▸ Given exercise
Find the lines holding the word "orde" and collect them.

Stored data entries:
---*---

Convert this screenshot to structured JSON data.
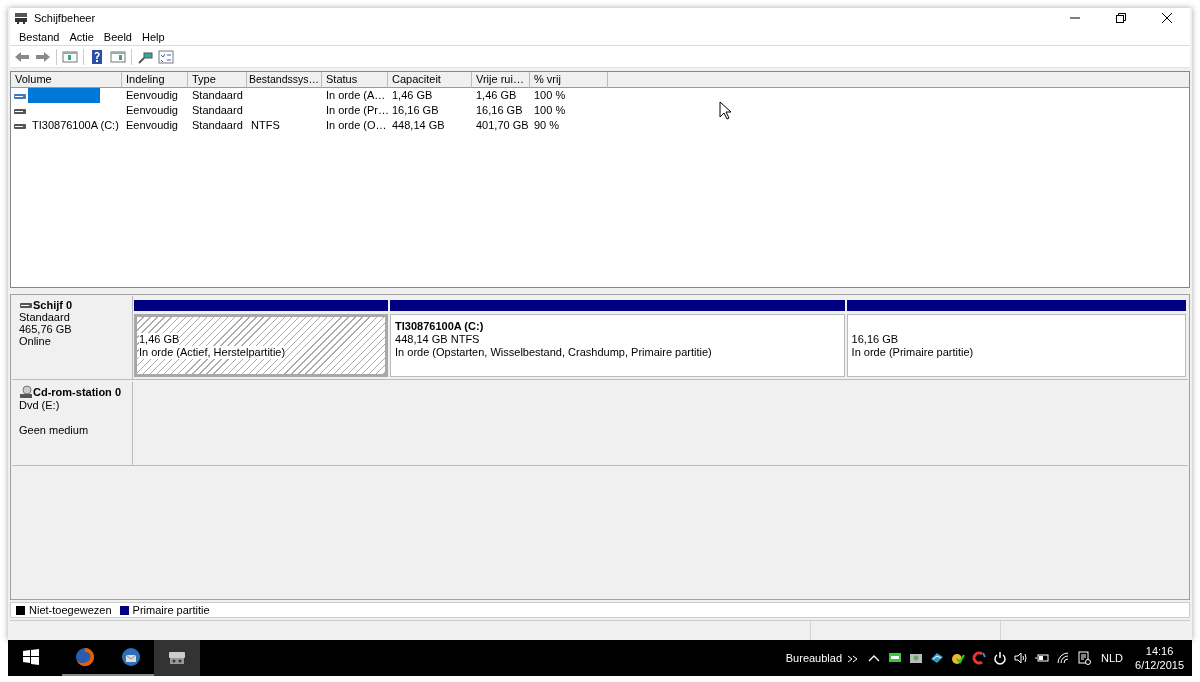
{
  "window": {
    "title": "Schijfbeheer"
  },
  "menu": [
    "Bestand",
    "Actie",
    "Beeld",
    "Help"
  ],
  "volume_list": {
    "columns": [
      "Volume",
      "Indeling",
      "Type",
      "Bestandssys…",
      "Status",
      "Capaciteit",
      "Vrije rui…",
      "% vrij"
    ],
    "rows": [
      {
        "layout": "Eenvoudig",
        "type": "Standaard",
        "status": "In orde (A…",
        "capacity": "1,46 GB",
        "free_space": "1,46 GB",
        "percent_free": "100 %",
        "selected": true
      },
      {
        "layout": "Eenvoudig",
        "type": "Standaard",
        "status": "In orde (Pr…",
        "capacity": "16,16 GB",
        "free_space": "16,16 GB",
        "percent_free": "100 %",
        "selected": false
      },
      {
        "volume": "TI30876100A (C:)",
        "layout": "Eenvoudig",
        "type": "Standaard",
        "file_system": "NTFS",
        "status": "In orde (O…",
        "capacity": "448,14 GB",
        "free_space": "401,70 GB",
        "percent_free": "90 %",
        "selected": false
      }
    ]
  },
  "disks": [
    {
      "kind": "disk",
      "name": "Schijf 0",
      "details": [
        "Standaard",
        "465,76 GB",
        "Online"
      ],
      "partitions": [
        {
          "size": "1,46 GB",
          "status": "In orde (Actief, Herstelpartitie)",
          "selected": true
        },
        {
          "label": "TI30876100A (C:)",
          "size": "448,14 GB NTFS",
          "status": "In orde (Opstarten, Wisselbestand, Crashdump, Primaire partitie)",
          "selected": false
        },
        {
          "size": "16,16 GB",
          "status": "In orde (Primaire partitie)",
          "selected": false
        }
      ]
    },
    {
      "kind": "cdrom",
      "name": "Cd-rom-station 0",
      "details": [
        "Dvd (E:)"
      ],
      "media": "Geen medium"
    }
  ],
  "legend": [
    {
      "label": "Niet-toegewezen",
      "color": "#000000"
    },
    {
      "label": "Primaire partitie",
      "color": "#000080"
    }
  ],
  "taskbar": {
    "apps": [
      {
        "kind": "browser",
        "selected": false
      },
      {
        "kind": "mail",
        "selected": false
      },
      {
        "kind": "disk",
        "selected": true
      }
    ],
    "toolbar_label": "Bureaublad",
    "language": "NLD",
    "time": "14:16",
    "date": "6/12/2015"
  }
}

---*---

▸ Problem solution
        "status": "In orde (A…",
        "status": "In orde (Pr…",
        "status": "In orde (O…",
          "status": "In orde (Actief, Herstelpartitie)",
          "status": "In orde (Opstarten, Wisselbestand, Crashdump, Primaire partitie)",
          "status": "In orde (Primaire partitie)",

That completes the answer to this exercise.